Requirements -
Using the data below, copy every line that contains the word "chevron".
— START OF Task data —
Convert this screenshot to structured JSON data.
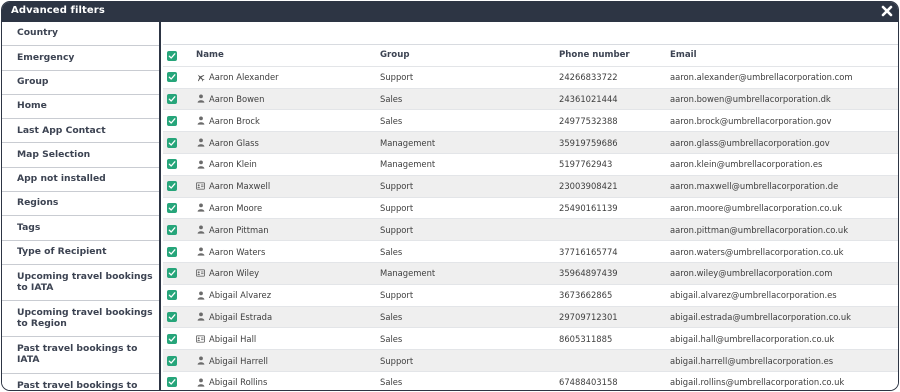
{
  "window": {
    "title": "Advanced filters"
  },
  "sidebar": {
    "items": [
      {
        "label": "Country"
      },
      {
        "label": "Emergency"
      },
      {
        "label": "Group"
      },
      {
        "label": "Home"
      },
      {
        "label": "Last App Contact"
      },
      {
        "label": "Map Selection"
      },
      {
        "label": "App not installed"
      },
      {
        "label": "Regions"
      },
      {
        "label": "Tags"
      },
      {
        "label": "Type of Recipient"
      },
      {
        "label": "Upcoming travel bookings to IATA"
      },
      {
        "label": "Upcoming travel bookings to Region"
      },
      {
        "label": "Past travel bookings to IATA"
      },
      {
        "label": "Past travel bookings to Region"
      }
    ]
  },
  "table": {
    "headers": {
      "name": "Name",
      "group": "Group",
      "phone": "Phone number",
      "email": "Email"
    },
    "rows": [
      {
        "icon": "plane-icon",
        "name": "Aaron Alexander",
        "group": "Support",
        "phone": "24266833722",
        "email": "aaron.alexander@umbrellacorporation.com"
      },
      {
        "icon": "person-icon",
        "name": "Aaron Bowen",
        "group": "Sales",
        "phone": "24361021444",
        "email": "aaron.bowen@umbrellacorporation.dk"
      },
      {
        "icon": "person-icon",
        "name": "Aaron Brock",
        "group": "Sales",
        "phone": "24977532388",
        "email": "aaron.brock@umbrellacorporation.gov"
      },
      {
        "icon": "person-icon",
        "name": "Aaron Glass",
        "group": "Management",
        "phone": "35919759686",
        "email": "aaron.glass@umbrellacorporation.gov"
      },
      {
        "icon": "person-icon",
        "name": "Aaron Klein",
        "group": "Management",
        "phone": "5197762943",
        "email": "aaron.klein@umbrellacorporation.es"
      },
      {
        "icon": "id-card-icon",
        "name": "Aaron Maxwell",
        "group": "Support",
        "phone": "23003908421",
        "email": "aaron.maxwell@umbrellacorporation.de"
      },
      {
        "icon": "person-icon",
        "name": "Aaron Moore",
        "group": "Support",
        "phone": "25490161139",
        "email": "aaron.moore@umbrellacorporation.co.uk"
      },
      {
        "icon": "person-icon",
        "name": "Aaron Pittman",
        "group": "Support",
        "phone": "",
        "email": "aaron.pittman@umbrellacorporation.co.uk"
      },
      {
        "icon": "person-icon",
        "name": "Aaron Waters",
        "group": "Sales",
        "phone": "37716165774",
        "email": "aaron.waters@umbrellacorporation.co.uk"
      },
      {
        "icon": "id-card-icon",
        "name": "Aaron Wiley",
        "group": "Management",
        "phone": "35964897439",
        "email": "aaron.wiley@umbrellacorporation.com"
      },
      {
        "icon": "person-icon",
        "name": "Abigail Alvarez",
        "group": "Support",
        "phone": "3673662865",
        "email": "abigail.alvarez@umbrellacorporation.es"
      },
      {
        "icon": "person-icon",
        "name": "Abigail Estrada",
        "group": "Sales",
        "phone": "29709712301",
        "email": "abigail.estrada@umbrellacorporation.co.uk"
      },
      {
        "icon": "id-card-icon",
        "name": "Abigail Hall",
        "group": "Sales",
        "phone": "8605311885",
        "email": "abigail.hall@umbrellacorporation.co.uk"
      },
      {
        "icon": "person-icon",
        "name": "Abigail Harrell",
        "group": "Support",
        "phone": "",
        "email": "abigail.harrell@umbrellacorporation.es"
      },
      {
        "icon": "person-icon",
        "name": "Abigail Rollins",
        "group": "Sales",
        "phone": "67488403158",
        "email": "abigail.rollins@umbrellacorporation.co.uk"
      }
    ]
  },
  "colors": {
    "titlebar": "#2d3544",
    "checkbox": "#26a57a",
    "row_alt": "#efefef"
  }
}
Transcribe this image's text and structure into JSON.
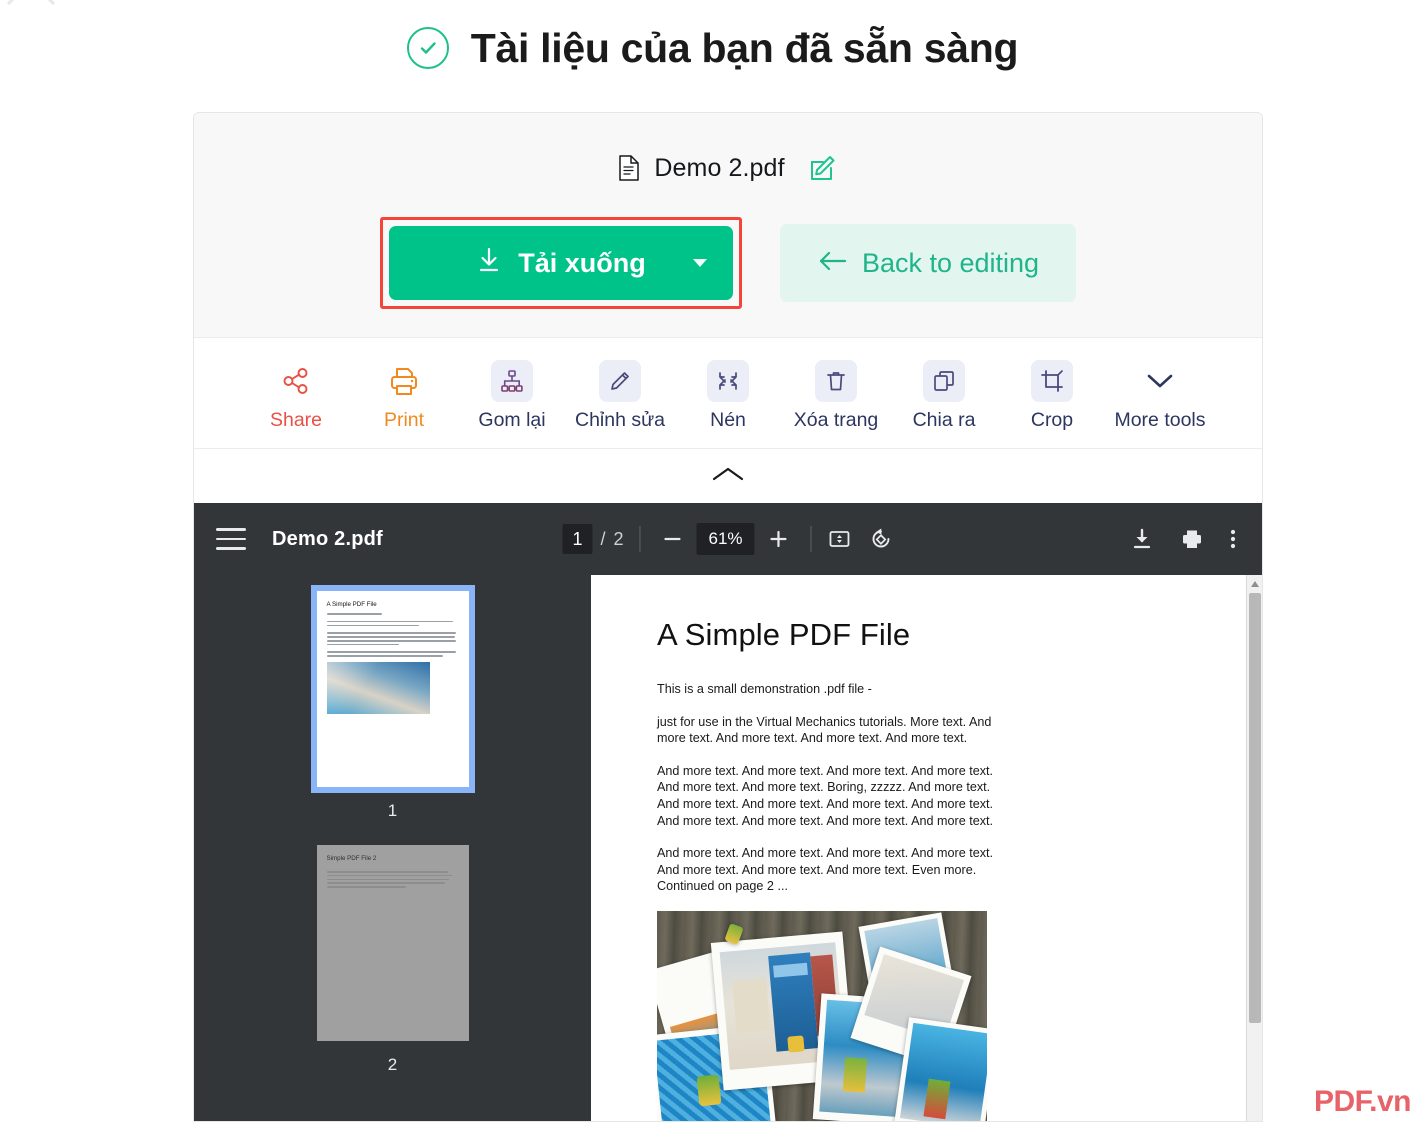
{
  "header": {
    "title": "Tài liệu của bạn đã sẵn sàng",
    "check_icon": "check-circle-icon",
    "accent_green": "#21c08b"
  },
  "card": {
    "file": {
      "name": "Demo 2.pdf",
      "doc_icon": "document-icon",
      "edit_icon": "edit-pencil-icon"
    },
    "actions": {
      "download_label": "Tải xuống",
      "download_icon": "download-arrow-icon",
      "download_caret": "chevron-down-icon",
      "download_color": "#00c389",
      "highlight_color": "#f4443c",
      "back_label": "Back to editing",
      "back_icon": "arrow-left-icon",
      "back_color": "#1fb589"
    },
    "tools": [
      {
        "label": "Share",
        "icon": "share-nodes-icon",
        "boxed": false,
        "color": "#e85144"
      },
      {
        "label": "Print",
        "icon": "printer-icon",
        "boxed": false,
        "color": "#f08a20"
      },
      {
        "label": "Gom lại",
        "icon": "merge-hierarchy-icon",
        "boxed": true,
        "color": "#2d3561"
      },
      {
        "label": "Chỉnh sửa",
        "icon": "pencil-icon",
        "boxed": true,
        "color": "#2d3561"
      },
      {
        "label": "Nén",
        "icon": "compress-icon",
        "boxed": true,
        "color": "#2d3561"
      },
      {
        "label": "Xóa trang",
        "icon": "trash-icon",
        "boxed": true,
        "color": "#2d3561"
      },
      {
        "label": "Chia ra",
        "icon": "split-copy-icon",
        "boxed": true,
        "color": "#2d3561"
      },
      {
        "label": "Crop",
        "icon": "crop-icon",
        "boxed": true,
        "color": "#2d3561"
      },
      {
        "label": "More tools",
        "icon": "chevron-down-icon",
        "boxed": false,
        "color": "#2d3561"
      }
    ],
    "collapse_icon": "chevron-up-icon"
  },
  "viewer": {
    "menu_icon": "hamburger-menu-icon",
    "filename": "Demo 2.pdf",
    "page_current": "1",
    "page_separator": "/",
    "page_total": "2",
    "zoom_out_icon": "minus-icon",
    "zoom_level": "61%",
    "zoom_in_icon": "plus-icon",
    "fit_page_icon": "fit-page-icon",
    "rotate_icon": "rotate-icon",
    "download_icon": "download-icon",
    "print_icon": "printer-icon",
    "more_icon": "more-vertical-icon",
    "thumbnails": [
      {
        "number": "1",
        "title": "A Simple PDF File",
        "selected": true,
        "loaded": true
      },
      {
        "number": "2",
        "title": "Simple PDF File 2",
        "selected": false,
        "loaded": false
      }
    ],
    "document": {
      "heading": "A Simple PDF File",
      "paragraphs": [
        "This is a small demonstration .pdf file -",
        "just for use in the Virtual Mechanics tutorials. More text. And more text. And more text. And more text. And more text.",
        "And more text. And more text. And more text. And more text. And more text. And more text. Boring, zzzzz. And more text. And more text. And more text. And more text. And more text. And more text. And more text. And more text. And more text.",
        "And more text. And more text. And more text. And more text. And more text. And more text. And more text. Even more. Continued on page 2 ..."
      ],
      "photo_alt": "photo-collage-polaroids"
    }
  },
  "watermark": {
    "text": "PDF.vn",
    "color": "#e8626a"
  }
}
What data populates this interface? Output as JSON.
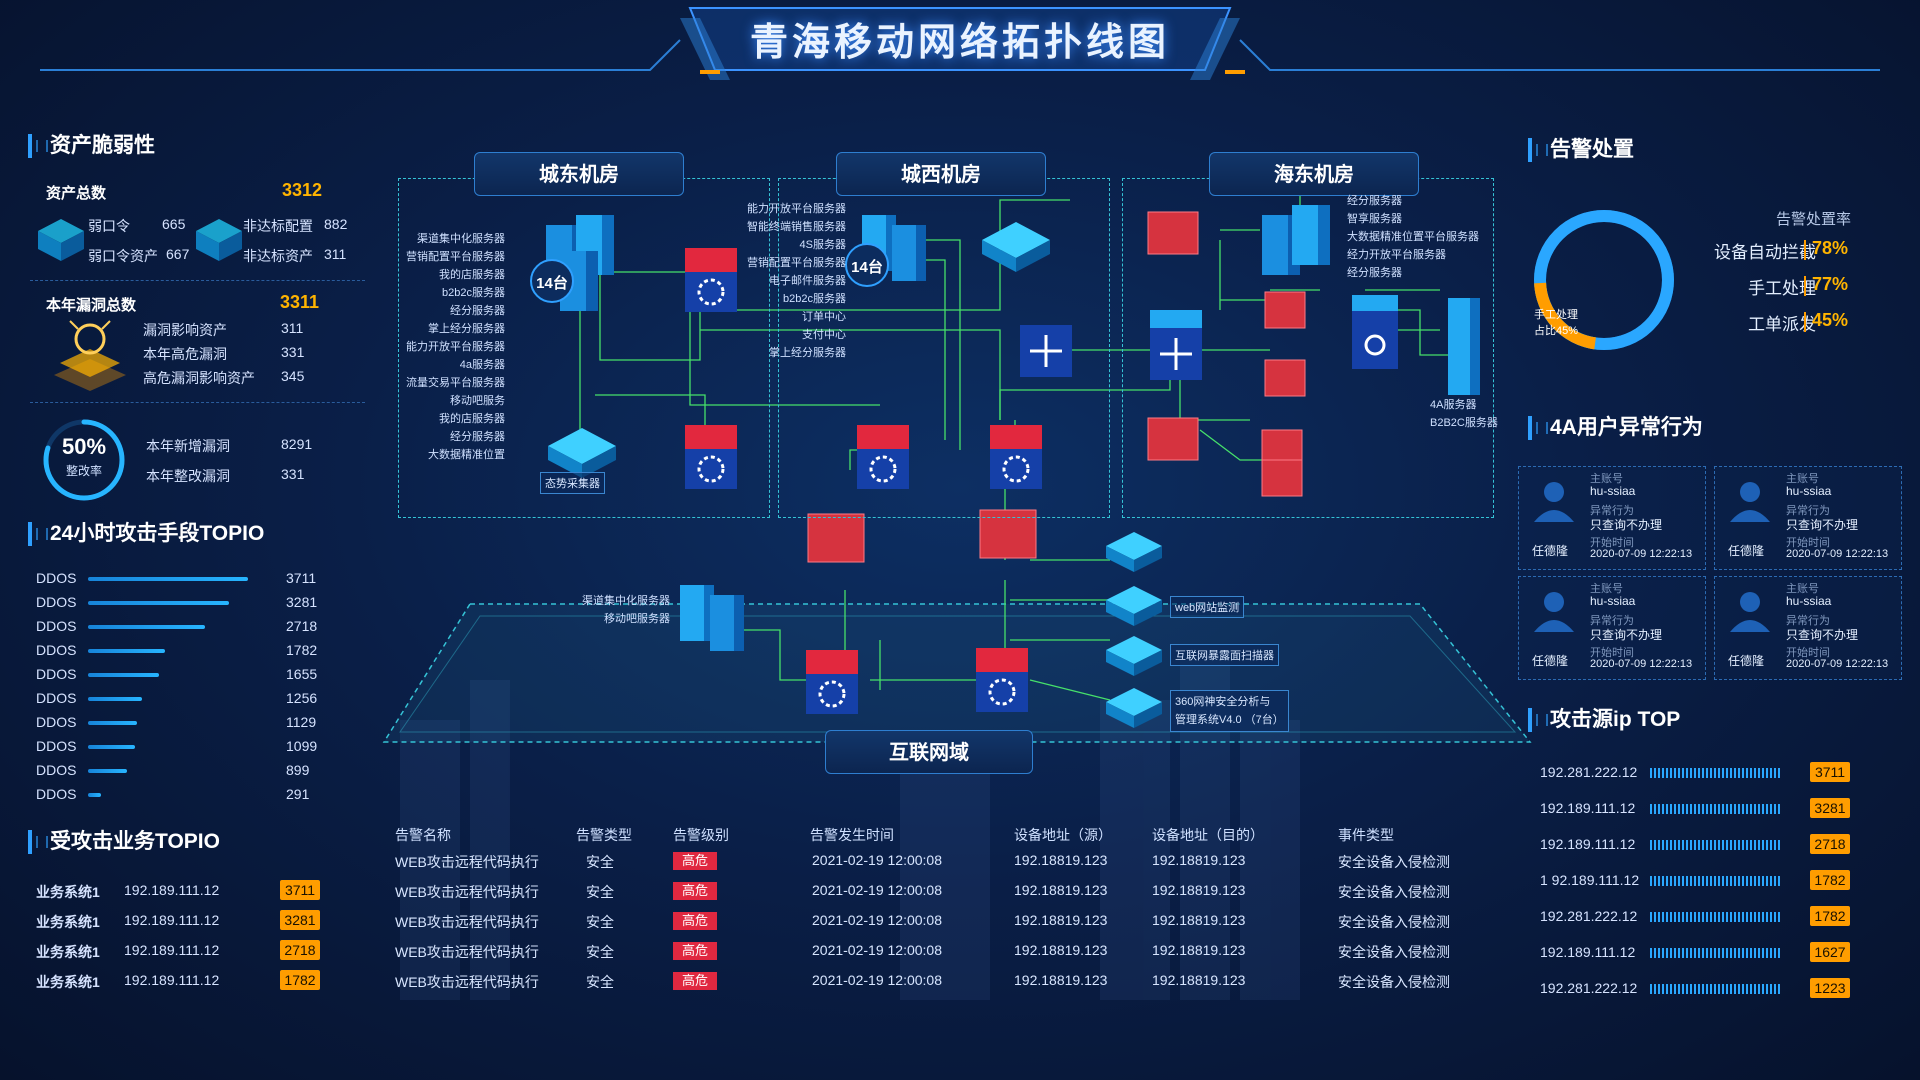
{
  "header": {
    "title": "青海移动网络拓扑线图"
  },
  "asset": {
    "section_title": "资产脆弱性",
    "total_label": "资产总数",
    "total_value": "3312",
    "weak_pwd_label": "弱口令",
    "weak_pwd_value": "665",
    "weak_pwd_asset_label": "弱口令资产",
    "weak_pwd_asset_value": "667",
    "noncompliant_cfg_label": "非达标配置",
    "noncompliant_cfg_value": "882",
    "noncompliant_asset_label": "非达标资产",
    "noncompliant_asset_value": "311",
    "vuln_total_label": "本年漏洞总数",
    "vuln_total_value": "3311",
    "vuln_items": [
      {
        "label": "漏洞影响资产",
        "value": "311"
      },
      {
        "label": "本年高危漏洞",
        "value": "331"
      },
      {
        "label": "高危漏洞影响资产",
        "value": "345"
      }
    ],
    "fix_rate_value": "50%",
    "fix_rate_label": "整改率",
    "fix_rate_fraction": 0.5,
    "new_vuln_label": "本年新增漏洞",
    "new_vuln_value": "8291",
    "fixed_vuln_label": "本年整改漏洞",
    "fixed_vuln_value": "331"
  },
  "attack_method": {
    "section_title": "24小时攻击手段TOPIO",
    "items": [
      {
        "label": "DDOS",
        "value": 3711
      },
      {
        "label": "DDOS",
        "value": 3281
      },
      {
        "label": "DDOS",
        "value": 2718
      },
      {
        "label": "DDOS",
        "value": 1782
      },
      {
        "label": "DDOS",
        "value": 1655
      },
      {
        "label": "DDOS",
        "value": 1256
      },
      {
        "label": "DDOS",
        "value": 1129
      },
      {
        "label": "DDOS",
        "value": 1099
      },
      {
        "label": "DDOS",
        "value": 899
      },
      {
        "label": "DDOS",
        "value": 291
      }
    ]
  },
  "attacked_business": {
    "section_title": "受攻击业务TOPIO",
    "rows": [
      {
        "name": "业务系统1",
        "ip": "192.189.111.12",
        "count": "3711"
      },
      {
        "name": "业务系统1",
        "ip": "192.189.111.12",
        "count": "3281"
      },
      {
        "name": "业务系统1",
        "ip": "192.189.111.12",
        "count": "2718"
      },
      {
        "name": "业务系统1",
        "ip": "192.189.111.12",
        "count": "1782"
      }
    ]
  },
  "topology": {
    "rooms": {
      "east": "城东机房",
      "west": "城西机房",
      "haidong": "海东机房",
      "internet": "互联网域"
    },
    "east_labels": [
      "渠道集中化服务器",
      "营销配置平台服务器",
      "我的店服务器",
      "b2b2c服务器",
      "经分服务器",
      "掌上经分服务器",
      "能力开放平台服务器",
      "4a服务器",
      "流量交易平台服务器",
      "移动吧服务",
      "我的店服务器",
      "经分服务器",
      "大数据精准位置"
    ],
    "east_count": "14台",
    "collector_label": "态势采集器",
    "west_labels": [
      "能力开放平台服务器",
      "智能终端销售服务器",
      "4S服务器",
      "营销配置平台服务器",
      "电子邮件服务器",
      "b2b2c服务器",
      "订单中心",
      "支付中心",
      "掌上经分服务器"
    ],
    "west_count": "14台",
    "haidong_labels": [
      "经分服务器",
      "智享服务器",
      "大数据精准位置平台服务器",
      "经力开放平台服务器",
      "经分服务器"
    ],
    "haidong_right_labels": [
      "4A服务器",
      "B2B2C服务器"
    ],
    "internet_labels": [
      "渠道集中化服务器",
      "移动吧服务器"
    ],
    "right_devices": [
      "web网站监测",
      "互联网暴露面扫描器",
      "360网神安全分析与",
      "管理系统V4.0 （7台）"
    ]
  },
  "alarm_table": {
    "headers": [
      "告警名称",
      "告警类型",
      "告警级别",
      "告警发生时间",
      "设备地址（源）",
      "设备地址（目的）",
      "事件类型"
    ],
    "rows": [
      {
        "name": "WEB攻击远程代码执行",
        "type": "安全",
        "level": "高危",
        "time": "2021-02-19   12:00:08",
        "src": "192.18819.123",
        "dst": "192.18819.123",
        "event": "安全设备入侵检测"
      },
      {
        "name": "WEB攻击远程代码执行",
        "type": "安全",
        "level": "高危",
        "time": "2021-02-19   12:00:08",
        "src": "192.18819.123",
        "dst": "192.18819.123",
        "event": "安全设备入侵检测"
      },
      {
        "name": "WEB攻击远程代码执行",
        "type": "安全",
        "level": "高危",
        "time": "2021-02-19   12:00:08",
        "src": "192.18819.123",
        "dst": "192.18819.123",
        "event": "安全设备入侵检测"
      },
      {
        "name": "WEB攻击远程代码执行",
        "type": "安全",
        "level": "高危",
        "time": "2021-02-19   12:00:08",
        "src": "192.18819.123",
        "dst": "192.18819.123",
        "event": "安全设备入侵检测"
      },
      {
        "name": "WEB攻击远程代码执行",
        "type": "安全",
        "level": "高危",
        "time": "2021-02-19   12:00:08",
        "src": "192.18819.123",
        "dst": "192.18819.123",
        "event": "安全设备入侵检测"
      }
    ]
  },
  "alarm_handling": {
    "section_title": "告警处置",
    "rate_title": "告警处置率",
    "ring_label_1": "手工处理",
    "ring_label_2": "占比45%",
    "ring_fraction": 0.45,
    "items": [
      {
        "label": "设备自动拦截",
        "value": "78%"
      },
      {
        "label": "手工处理",
        "value": "77%"
      },
      {
        "label": "工单派发",
        "value": "45%"
      }
    ]
  },
  "user_behavior": {
    "section_title": "4A用户异常行为",
    "cards": [
      {
        "acct_k": "主账号",
        "acct": "hu-ssiaa",
        "act_k": "异常行为",
        "act": "只查询不办理",
        "time_k": "开始时间",
        "time": "2020-07-09  12:22:13",
        "name": "任德隆"
      },
      {
        "acct_k": "主账号",
        "acct": "hu-ssiaa",
        "act_k": "异常行为",
        "act": "只查询不办理",
        "time_k": "开始时间",
        "time": "2020-07-09  12:22:13",
        "name": "任德隆"
      },
      {
        "acct_k": "主账号",
        "acct": "hu-ssiaa",
        "act_k": "异常行为",
        "act": "只查询不办理",
        "time_k": "开始时间",
        "time": "2020-07-09  12:22:13",
        "name": "任德隆"
      },
      {
        "acct_k": "主账号",
        "acct": "hu-ssiaa",
        "act_k": "异常行为",
        "act": "只查询不办理",
        "time_k": "开始时间",
        "time": "2020-07-09  12:22:13",
        "name": "任德隆"
      }
    ]
  },
  "attack_ip": {
    "section_title": "攻击源ip  TOP",
    "rows": [
      {
        "ip": "192.281.222.12",
        "count": "3711",
        "fill": 1.0
      },
      {
        "ip": "192.189.111.12",
        "count": "3281",
        "fill": 1.0
      },
      {
        "ip": "192.189.111.12",
        "count": "2718",
        "fill": 1.0
      },
      {
        "ip": "1 92.189.111.12",
        "count": "1782",
        "fill": 1.0
      },
      {
        "ip": "192.281.222.12",
        "count": "1782",
        "fill": 1.0
      },
      {
        "ip": "192.189.111.12",
        "count": "1627",
        "fill": 1.0
      },
      {
        "ip": "192.281.222.12",
        "count": "1223",
        "fill": 1.0
      }
    ]
  }
}
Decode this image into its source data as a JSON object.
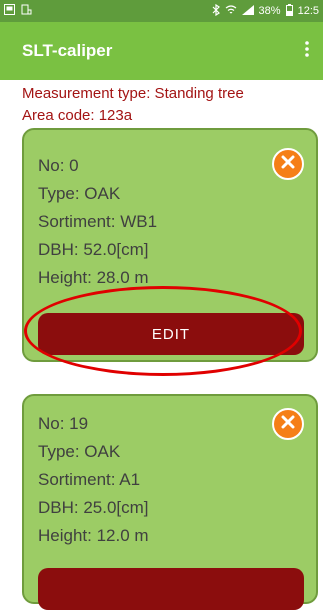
— END OF Task data —
Finished answer -
      "download_caret": "chevron-down-icon",
        "icon": "chevron-down-icon",
    "collapse_icon": "chevron-up-icon"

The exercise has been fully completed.